### STATED EXERCISE
In this exercise, reproduce all the entries that follow exactly.

(Records about charts and figures)
#####

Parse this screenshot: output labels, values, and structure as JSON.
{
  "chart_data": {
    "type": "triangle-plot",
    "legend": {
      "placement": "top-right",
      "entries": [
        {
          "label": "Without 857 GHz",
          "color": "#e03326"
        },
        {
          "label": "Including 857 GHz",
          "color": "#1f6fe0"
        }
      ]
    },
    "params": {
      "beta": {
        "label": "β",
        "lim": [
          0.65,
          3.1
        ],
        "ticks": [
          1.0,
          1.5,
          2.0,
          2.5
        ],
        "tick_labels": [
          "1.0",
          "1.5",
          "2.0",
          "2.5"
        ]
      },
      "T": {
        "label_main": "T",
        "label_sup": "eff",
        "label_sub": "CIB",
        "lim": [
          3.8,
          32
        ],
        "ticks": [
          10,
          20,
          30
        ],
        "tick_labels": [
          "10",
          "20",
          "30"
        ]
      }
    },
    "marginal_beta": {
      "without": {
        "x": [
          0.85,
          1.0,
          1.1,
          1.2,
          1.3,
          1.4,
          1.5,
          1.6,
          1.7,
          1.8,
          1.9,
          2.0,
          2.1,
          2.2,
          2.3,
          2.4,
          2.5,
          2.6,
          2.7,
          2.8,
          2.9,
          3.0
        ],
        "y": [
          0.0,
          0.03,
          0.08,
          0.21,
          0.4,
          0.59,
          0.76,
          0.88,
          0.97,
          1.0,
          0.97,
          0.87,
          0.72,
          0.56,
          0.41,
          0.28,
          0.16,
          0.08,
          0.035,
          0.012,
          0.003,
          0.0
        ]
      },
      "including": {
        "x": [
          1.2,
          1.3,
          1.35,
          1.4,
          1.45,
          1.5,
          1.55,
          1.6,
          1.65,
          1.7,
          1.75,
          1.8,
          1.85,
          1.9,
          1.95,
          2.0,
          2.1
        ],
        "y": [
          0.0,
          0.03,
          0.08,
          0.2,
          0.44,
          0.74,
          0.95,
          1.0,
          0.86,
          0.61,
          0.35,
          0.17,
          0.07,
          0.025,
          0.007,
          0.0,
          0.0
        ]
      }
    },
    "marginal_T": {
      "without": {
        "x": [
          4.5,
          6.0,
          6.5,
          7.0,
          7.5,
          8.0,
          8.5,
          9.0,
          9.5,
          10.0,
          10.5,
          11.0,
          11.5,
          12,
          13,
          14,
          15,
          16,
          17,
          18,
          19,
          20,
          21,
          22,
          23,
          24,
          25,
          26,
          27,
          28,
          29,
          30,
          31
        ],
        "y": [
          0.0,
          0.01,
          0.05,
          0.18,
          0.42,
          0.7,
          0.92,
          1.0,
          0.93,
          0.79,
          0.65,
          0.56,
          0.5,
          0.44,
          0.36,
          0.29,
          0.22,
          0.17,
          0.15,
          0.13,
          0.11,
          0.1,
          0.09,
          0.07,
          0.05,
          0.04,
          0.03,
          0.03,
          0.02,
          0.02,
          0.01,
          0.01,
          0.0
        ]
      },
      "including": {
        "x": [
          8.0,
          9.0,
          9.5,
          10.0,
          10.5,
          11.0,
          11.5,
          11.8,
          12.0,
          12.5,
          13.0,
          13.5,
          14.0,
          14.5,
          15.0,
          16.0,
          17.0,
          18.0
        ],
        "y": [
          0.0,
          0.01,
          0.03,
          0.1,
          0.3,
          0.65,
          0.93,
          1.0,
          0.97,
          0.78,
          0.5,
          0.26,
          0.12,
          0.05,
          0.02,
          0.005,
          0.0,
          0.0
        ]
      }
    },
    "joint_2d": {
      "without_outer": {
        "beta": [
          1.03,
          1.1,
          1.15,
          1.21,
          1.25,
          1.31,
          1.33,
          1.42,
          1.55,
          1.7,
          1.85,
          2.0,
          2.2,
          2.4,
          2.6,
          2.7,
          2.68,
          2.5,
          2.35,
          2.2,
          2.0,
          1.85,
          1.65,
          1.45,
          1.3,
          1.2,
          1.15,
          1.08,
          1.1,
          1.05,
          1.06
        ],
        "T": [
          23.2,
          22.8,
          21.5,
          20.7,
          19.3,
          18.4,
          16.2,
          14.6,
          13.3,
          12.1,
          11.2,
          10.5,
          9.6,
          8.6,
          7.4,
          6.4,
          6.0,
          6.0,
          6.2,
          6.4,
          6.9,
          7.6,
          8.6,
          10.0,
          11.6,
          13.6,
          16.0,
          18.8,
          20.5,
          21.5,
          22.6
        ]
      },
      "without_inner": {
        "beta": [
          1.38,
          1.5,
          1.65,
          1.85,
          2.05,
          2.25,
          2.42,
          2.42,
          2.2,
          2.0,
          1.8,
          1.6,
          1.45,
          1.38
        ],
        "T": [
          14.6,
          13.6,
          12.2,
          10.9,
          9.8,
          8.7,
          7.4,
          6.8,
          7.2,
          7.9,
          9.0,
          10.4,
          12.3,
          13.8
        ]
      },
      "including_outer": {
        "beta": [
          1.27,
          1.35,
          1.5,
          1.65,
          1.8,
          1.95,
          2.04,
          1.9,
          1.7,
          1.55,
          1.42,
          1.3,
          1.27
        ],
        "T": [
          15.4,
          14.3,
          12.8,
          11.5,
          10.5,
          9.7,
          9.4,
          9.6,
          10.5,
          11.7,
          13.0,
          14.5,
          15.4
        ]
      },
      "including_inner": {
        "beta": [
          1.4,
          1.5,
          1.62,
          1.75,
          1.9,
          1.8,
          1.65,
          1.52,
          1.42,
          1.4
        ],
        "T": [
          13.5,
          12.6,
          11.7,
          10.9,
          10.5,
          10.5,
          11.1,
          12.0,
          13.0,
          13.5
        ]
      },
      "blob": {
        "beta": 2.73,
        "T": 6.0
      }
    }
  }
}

#####

### EXERCISE RESPONSE
Parse this screenshot: output labels, values, and structure as JSON.
{
  "chart_data": {
    "type": "triangle-plot",
    "legend": {
      "placement": "top-right",
      "entries": [
        {
          "label": "Without 857 GHz",
          "color": "#e03326"
        },
        {
          "label": "Including 857 GHz",
          "color": "#1f6fe0"
        }
      ]
    },
    "params": {
      "beta": {
        "label": "β",
        "lim": [
          0.65,
          3.1
        ],
        "ticks": [
          1.0,
          1.5,
          2.0,
          2.5
        ],
        "tick_labels": [
          "1.0",
          "1.5",
          "2.0",
          "2.5"
        ]
      },
      "T": {
        "label_main": "T",
        "label_sup": "eff",
        "label_sub": "CIB",
        "lim": [
          3.8,
          32
        ],
        "ticks": [
          10,
          20,
          30
        ],
        "tick_labels": [
          "10",
          "20",
          "30"
        ]
      }
    },
    "marginal_beta": {
      "without": {
        "x": [
          0.85,
          1.0,
          1.1,
          1.2,
          1.3,
          1.4,
          1.5,
          1.6,
          1.7,
          1.8,
          1.9,
          2.0,
          2.1,
          2.2,
          2.3,
          2.4,
          2.5,
          2.6,
          2.7,
          2.8,
          2.9,
          3.0
        ],
        "y": [
          0.0,
          0.03,
          0.08,
          0.21,
          0.4,
          0.59,
          0.76,
          0.88,
          0.97,
          1.0,
          0.97,
          0.87,
          0.72,
          0.56,
          0.41,
          0.28,
          0.16,
          0.08,
          0.035,
          0.012,
          0.003,
          0.0
        ]
      },
      "including": {
        "x": [
          1.2,
          1.3,
          1.35,
          1.4,
          1.45,
          1.5,
          1.55,
          1.6,
          1.65,
          1.7,
          1.75,
          1.8,
          1.85,
          1.9,
          1.95,
          2.0,
          2.1
        ],
        "y": [
          0.0,
          0.03,
          0.08,
          0.2,
          0.44,
          0.74,
          0.95,
          1.0,
          0.86,
          0.61,
          0.35,
          0.17,
          0.07,
          0.025,
          0.007,
          0.0,
          0.0
        ]
      }
    },
    "marginal_T": {
      "without": {
        "x": [
          4.5,
          6.0,
          6.5,
          7.0,
          7.5,
          8.0,
          8.5,
          9.0,
          9.5,
          10.0,
          10.5,
          11.0,
          11.5,
          12,
          13,
          14,
          15,
          16,
          17,
          18,
          19,
          20,
          21,
          22,
          23,
          24,
          25,
          26,
          27,
          28,
          29,
          30,
          31
        ],
        "y": [
          0.0,
          0.01,
          0.05,
          0.18,
          0.42,
          0.7,
          0.92,
          1.0,
          0.93,
          0.79,
          0.65,
          0.56,
          0.5,
          0.44,
          0.36,
          0.29,
          0.22,
          0.17,
          0.15,
          0.13,
          0.11,
          0.1,
          0.09,
          0.07,
          0.05,
          0.04,
          0.03,
          0.03,
          0.02,
          0.02,
          0.01,
          0.01,
          0.0
        ]
      },
      "including": {
        "x": [
          8.0,
          9.0,
          9.5,
          10.0,
          10.5,
          11.0,
          11.5,
          11.8,
          12.0,
          12.5,
          13.0,
          13.5,
          14.0,
          14.5,
          15.0,
          16.0,
          17.0,
          18.0
        ],
        "y": [
          0.0,
          0.01,
          0.03,
          0.1,
          0.3,
          0.65,
          0.93,
          1.0,
          0.97,
          0.78,
          0.5,
          0.26,
          0.12,
          0.05,
          0.02,
          0.005,
          0.0,
          0.0
        ]
      }
    },
    "joint_2d": {
      "without_outer": {
        "beta": [
          1.03,
          1.1,
          1.15,
          1.21,
          1.25,
          1.31,
          1.33,
          1.42,
          1.55,
          1.7,
          1.85,
          2.0,
          2.2,
          2.4,
          2.6,
          2.7,
          2.68,
          2.5,
          2.35,
          2.2,
          2.0,
          1.85,
          1.65,
          1.45,
          1.3,
          1.2,
          1.15,
          1.08,
          1.1,
          1.05,
          1.06
        ],
        "T": [
          23.2,
          22.8,
          21.5,
          20.7,
          19.3,
          18.4,
          16.2,
          14.6,
          13.3,
          12.1,
          11.2,
          10.5,
          9.6,
          8.6,
          7.4,
          6.4,
          6.0,
          6.0,
          6.2,
          6.4,
          6.9,
          7.6,
          8.6,
          10.0,
          11.6,
          13.6,
          16.0,
          18.8,
          20.5,
          21.5,
          22.6
        ]
      },
      "without_inner": {
        "beta": [
          1.38,
          1.5,
          1.65,
          1.85,
          2.05,
          2.25,
          2.42,
          2.42,
          2.2,
          2.0,
          1.8,
          1.6,
          1.45,
          1.38
        ],
        "T": [
          14.6,
          13.6,
          12.2,
          10.9,
          9.8,
          8.7,
          7.4,
          6.8,
          7.2,
          7.9,
          9.0,
          10.4,
          12.3,
          13.8
        ]
      },
      "including_outer": {
        "beta": [
          1.27,
          1.35,
          1.5,
          1.65,
          1.8,
          1.95,
          2.04,
          1.9,
          1.7,
          1.55,
          1.42,
          1.3,
          1.27
        ],
        "T": [
          15.4,
          14.3,
          12.8,
          11.5,
          10.5,
          9.7,
          9.4,
          9.6,
          10.5,
          11.7,
          13.0,
          14.5,
          15.4
        ]
      },
      "including_inner": {
        "beta": [
          1.4,
          1.5,
          1.62,
          1.75,
          1.9,
          1.8,
          1.65,
          1.52,
          1.42,
          1.4
        ],
        "T": [
          13.5,
          12.6,
          11.7,
          10.9,
          10.5,
          10.5,
          11.1,
          12.0,
          13.0,
          13.5
        ]
      },
      "blob": {
        "beta": 2.73,
        "T": 6.0
      }
    }
  }
}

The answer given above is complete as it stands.